(Dataset excerpt)
::::::

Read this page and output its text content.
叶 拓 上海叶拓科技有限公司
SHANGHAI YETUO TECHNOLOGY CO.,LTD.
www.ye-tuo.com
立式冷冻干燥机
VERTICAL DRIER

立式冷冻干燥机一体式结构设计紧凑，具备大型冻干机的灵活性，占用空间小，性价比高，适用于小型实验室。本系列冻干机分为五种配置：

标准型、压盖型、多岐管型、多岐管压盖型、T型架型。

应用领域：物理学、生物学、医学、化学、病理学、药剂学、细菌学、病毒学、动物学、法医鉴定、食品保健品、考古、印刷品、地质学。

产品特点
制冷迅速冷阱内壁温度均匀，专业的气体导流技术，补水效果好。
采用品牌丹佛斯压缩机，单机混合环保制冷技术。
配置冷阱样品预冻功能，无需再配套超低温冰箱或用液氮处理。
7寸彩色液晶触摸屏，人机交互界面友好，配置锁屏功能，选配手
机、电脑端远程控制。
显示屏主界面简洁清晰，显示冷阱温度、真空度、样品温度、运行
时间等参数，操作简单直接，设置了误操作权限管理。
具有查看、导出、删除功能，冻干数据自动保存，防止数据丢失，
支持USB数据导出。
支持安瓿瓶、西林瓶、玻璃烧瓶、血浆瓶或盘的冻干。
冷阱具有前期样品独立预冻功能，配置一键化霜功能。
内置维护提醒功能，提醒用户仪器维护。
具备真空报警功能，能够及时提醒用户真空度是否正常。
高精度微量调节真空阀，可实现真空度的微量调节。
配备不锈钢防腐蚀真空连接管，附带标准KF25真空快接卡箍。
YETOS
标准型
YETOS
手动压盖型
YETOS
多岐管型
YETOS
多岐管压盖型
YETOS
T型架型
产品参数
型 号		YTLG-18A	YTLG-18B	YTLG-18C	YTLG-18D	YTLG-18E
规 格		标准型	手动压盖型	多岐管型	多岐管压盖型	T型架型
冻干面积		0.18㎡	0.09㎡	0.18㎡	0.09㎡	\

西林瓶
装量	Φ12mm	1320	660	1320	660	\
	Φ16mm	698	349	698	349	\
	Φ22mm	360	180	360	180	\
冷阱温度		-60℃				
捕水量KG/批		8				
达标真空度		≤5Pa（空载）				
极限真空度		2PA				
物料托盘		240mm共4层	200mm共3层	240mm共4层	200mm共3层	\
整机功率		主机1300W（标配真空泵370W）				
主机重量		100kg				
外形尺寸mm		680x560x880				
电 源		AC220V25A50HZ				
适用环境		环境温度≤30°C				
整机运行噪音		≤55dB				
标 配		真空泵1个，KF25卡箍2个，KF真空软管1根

::::::

The full set of records should be duplicated exactly.

Read this page and output its text content.
叶 拓 上海叶拓科技有限公司
SHANGHAI YETUO TECHNOLOGY CO.,LTD.
www.ye-tuo.com
立式冷冻干燥机
VERTICAL DRIER

立式冷冻干燥机一体式结构设计紧凑，具备大型冻干机的灵活性，占用空间小，性价比高，适用于小型实验室。本系列冻干机分为五种配置：

标准型、压盖型、多岐管型、多岐管压盖型、T型架型。

应用领域：物理学、生物学、医学、化学、病理学、药剂学、细菌学、病毒学、动物学、法医鉴定、食品保健品、考古、印刷品、地质学。

产品特点
制冷迅速冷阱内壁温度均匀，专业的气体导流技术，补水效果好。
采用品牌丹佛斯压缩机，单机混合环保制冷技术。
配置冷阱样品预冻功能，无需再配套超低温冰箱或用液氮处理。
7寸彩色液晶触摸屏，人机交互界面友好，配置锁屏功能，选配手
机、电脑端远程控制。
显示屏主界面简洁清晰，显示冷阱温度、真空度、样品温度、运行
时间等参数，操作简单直接，设置了误操作权限管理。
具有查看、导出、删除功能，冻干数据自动保存，防止数据丢失，
支持USB数据导出。
支持安瓿瓶、西林瓶、玻璃烧瓶、血浆瓶或盘的冻干。
冷阱具有前期样品独立预冻功能，配置一键化霜功能。
内置维护提醒功能，提醒用户仪器维护。
具备真空报警功能，能够及时提醒用户真空度是否正常。
高精度微量调节真空阀，可实现真空度的微量调节。
配备不锈钢防腐蚀真空连接管，附带标准KF25真空快接卡箍。
YETOS
标准型
YETOS
手动压盖型
YETOS
多岐管型
YETOS
多岐管压盖型
YETOS
T型架型
产品参数
型 号		YTLG-18A	YTLG-18B	YTLG-18C	YTLG-18D	YTLG-18E
规 格		标准型	手动压盖型	多岐管型	多岐管压盖型	T型架型
冻干面积		0.18㎡	0.09㎡	0.18㎡	0.09㎡	\

西林瓶
装量	Φ12mm	1320	660	1320	660	\
	Φ16mm	698	349	698	349	\
	Φ22mm	360	180	360	180	\
冷阱温度		-60℃				
捕水量KG/批		8				
达标真空度		≤5Pa（空载）				
极限真空度		2PA				
物料托盘		240mm共4层	200mm共3层	240mm共4层	200mm共3层	\
整机功率		主机1300W（标配真空泵370W）				
主机重量		100kg				
外形尺寸mm		680x560x880				
电 源		AC220V25A50HZ				
适用环境		环境温度≤30°C				
整机运行噪音		≤55dB				
标 配		真空泵1个，KF25卡箍2个，KF真空软管1根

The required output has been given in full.